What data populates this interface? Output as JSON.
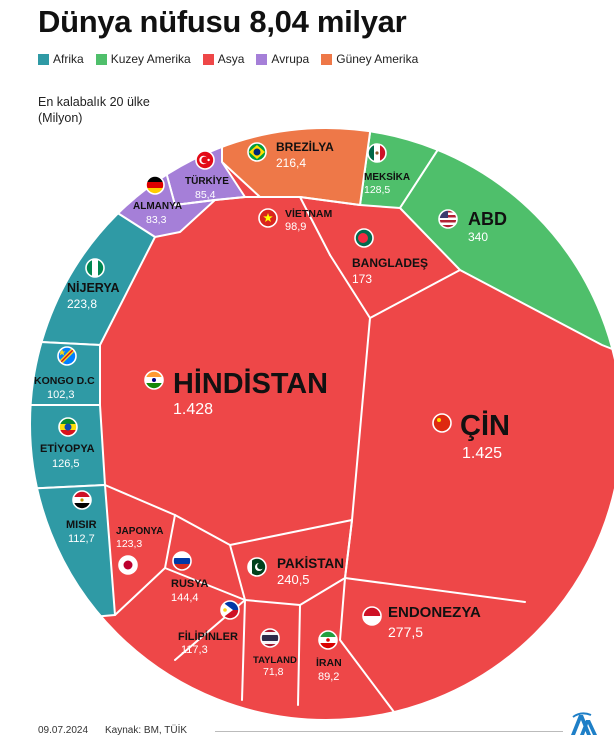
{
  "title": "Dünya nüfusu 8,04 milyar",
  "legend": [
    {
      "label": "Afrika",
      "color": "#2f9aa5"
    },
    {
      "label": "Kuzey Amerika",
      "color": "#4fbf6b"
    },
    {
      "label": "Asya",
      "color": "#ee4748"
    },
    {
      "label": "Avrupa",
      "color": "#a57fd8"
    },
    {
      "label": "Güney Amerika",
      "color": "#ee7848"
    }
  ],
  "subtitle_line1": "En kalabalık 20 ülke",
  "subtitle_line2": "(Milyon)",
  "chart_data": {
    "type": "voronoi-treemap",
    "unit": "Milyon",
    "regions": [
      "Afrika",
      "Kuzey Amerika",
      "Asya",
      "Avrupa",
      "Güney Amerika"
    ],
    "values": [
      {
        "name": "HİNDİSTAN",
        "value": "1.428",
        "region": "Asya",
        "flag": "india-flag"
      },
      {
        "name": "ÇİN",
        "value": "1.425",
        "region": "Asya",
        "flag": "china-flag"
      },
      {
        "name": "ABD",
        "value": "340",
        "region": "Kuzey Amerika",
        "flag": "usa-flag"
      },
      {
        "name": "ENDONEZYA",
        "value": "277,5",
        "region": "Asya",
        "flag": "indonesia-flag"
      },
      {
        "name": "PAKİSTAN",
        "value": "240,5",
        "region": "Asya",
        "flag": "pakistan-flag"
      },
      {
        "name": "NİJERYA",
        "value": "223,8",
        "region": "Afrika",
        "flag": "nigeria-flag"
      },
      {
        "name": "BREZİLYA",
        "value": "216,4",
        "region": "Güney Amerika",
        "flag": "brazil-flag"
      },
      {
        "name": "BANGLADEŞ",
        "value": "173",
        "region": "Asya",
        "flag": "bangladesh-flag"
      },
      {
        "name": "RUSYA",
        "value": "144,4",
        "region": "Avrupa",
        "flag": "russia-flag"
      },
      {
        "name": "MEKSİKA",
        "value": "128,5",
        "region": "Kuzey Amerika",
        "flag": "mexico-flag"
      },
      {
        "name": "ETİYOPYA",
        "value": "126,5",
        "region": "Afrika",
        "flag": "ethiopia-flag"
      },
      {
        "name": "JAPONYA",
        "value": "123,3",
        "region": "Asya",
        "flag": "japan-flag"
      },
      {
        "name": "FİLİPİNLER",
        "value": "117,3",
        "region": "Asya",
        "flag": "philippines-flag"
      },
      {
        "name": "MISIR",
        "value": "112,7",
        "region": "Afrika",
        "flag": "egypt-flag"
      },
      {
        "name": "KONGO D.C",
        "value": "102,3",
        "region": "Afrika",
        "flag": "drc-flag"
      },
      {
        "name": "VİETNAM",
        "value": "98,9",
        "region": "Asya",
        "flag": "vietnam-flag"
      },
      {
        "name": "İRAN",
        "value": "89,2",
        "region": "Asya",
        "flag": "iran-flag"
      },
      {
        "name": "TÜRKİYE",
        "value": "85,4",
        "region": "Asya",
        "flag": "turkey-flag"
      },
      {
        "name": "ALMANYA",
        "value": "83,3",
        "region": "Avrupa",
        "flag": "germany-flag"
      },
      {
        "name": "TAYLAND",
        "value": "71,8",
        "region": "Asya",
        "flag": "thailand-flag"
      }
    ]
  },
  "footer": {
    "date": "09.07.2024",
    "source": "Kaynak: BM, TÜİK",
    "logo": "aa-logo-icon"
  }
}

> _THE TASK_
Print each record exactly as it stands, leaving the images out.

> _SOLUTION FOR THIS TASK_
What data populates this interface? Output as JSON.
{
  "title": "Dünya nüfusu 8,04 milyar",
  "legend": [
    {
      "label": "Afrika",
      "color": "#2f9aa5"
    },
    {
      "label": "Kuzey Amerika",
      "color": "#4fbf6b"
    },
    {
      "label": "Asya",
      "color": "#ee4748"
    },
    {
      "label": "Avrupa",
      "color": "#a57fd8"
    },
    {
      "label": "Güney Amerika",
      "color": "#ee7848"
    }
  ],
  "subtitle_line1": "En kalabalık 20 ülke",
  "subtitle_line2": "(Milyon)",
  "chart_data": {
    "type": "voronoi-treemap",
    "unit": "Milyon",
    "regions": [
      "Afrika",
      "Kuzey Amerika",
      "Asya",
      "Avrupa",
      "Güney Amerika"
    ],
    "values": [
      {
        "name": "HİNDİSTAN",
        "value": "1.428",
        "region": "Asya",
        "flag": "india-flag"
      },
      {
        "name": "ÇİN",
        "value": "1.425",
        "region": "Asya",
        "flag": "china-flag"
      },
      {
        "name": "ABD",
        "value": "340",
        "region": "Kuzey Amerika",
        "flag": "usa-flag"
      },
      {
        "name": "ENDONEZYA",
        "value": "277,5",
        "region": "Asya",
        "flag": "indonesia-flag"
      },
      {
        "name": "PAKİSTAN",
        "value": "240,5",
        "region": "Asya",
        "flag": "pakistan-flag"
      },
      {
        "name": "NİJERYA",
        "value": "223,8",
        "region": "Afrika",
        "flag": "nigeria-flag"
      },
      {
        "name": "BREZİLYA",
        "value": "216,4",
        "region": "Güney Amerika",
        "flag": "brazil-flag"
      },
      {
        "name": "BANGLADEŞ",
        "value": "173",
        "region": "Asya",
        "flag": "bangladesh-flag"
      },
      {
        "name": "RUSYA",
        "value": "144,4",
        "region": "Avrupa",
        "flag": "russia-flag"
      },
      {
        "name": "MEKSİKA",
        "value": "128,5",
        "region": "Kuzey Amerika",
        "flag": "mexico-flag"
      },
      {
        "name": "ETİYOPYA",
        "value": "126,5",
        "region": "Afrika",
        "flag": "ethiopia-flag"
      },
      {
        "name": "JAPONYA",
        "value": "123,3",
        "region": "Asya",
        "flag": "japan-flag"
      },
      {
        "name": "FİLİPİNLER",
        "value": "117,3",
        "region": "Asya",
        "flag": "philippines-flag"
      },
      {
        "name": "MISIR",
        "value": "112,7",
        "region": "Afrika",
        "flag": "egypt-flag"
      },
      {
        "name": "KONGO D.C",
        "value": "102,3",
        "region": "Afrika",
        "flag": "drc-flag"
      },
      {
        "name": "VİETNAM",
        "value": "98,9",
        "region": "Asya",
        "flag": "vietnam-flag"
      },
      {
        "name": "İRAN",
        "value": "89,2",
        "region": "Asya",
        "flag": "iran-flag"
      },
      {
        "name": "TÜRKİYE",
        "value": "85,4",
        "region": "Asya",
        "flag": "turkey-flag"
      },
      {
        "name": "ALMANYA",
        "value": "83,3",
        "region": "Avrupa",
        "flag": "germany-flag"
      },
      {
        "name": "TAYLAND",
        "value": "71,8",
        "region": "Asya",
        "flag": "thailand-flag"
      }
    ]
  },
  "footer": {
    "date": "09.07.2024",
    "source": "Kaynak: BM, TÜİK",
    "logo": "aa-logo-icon"
  }
}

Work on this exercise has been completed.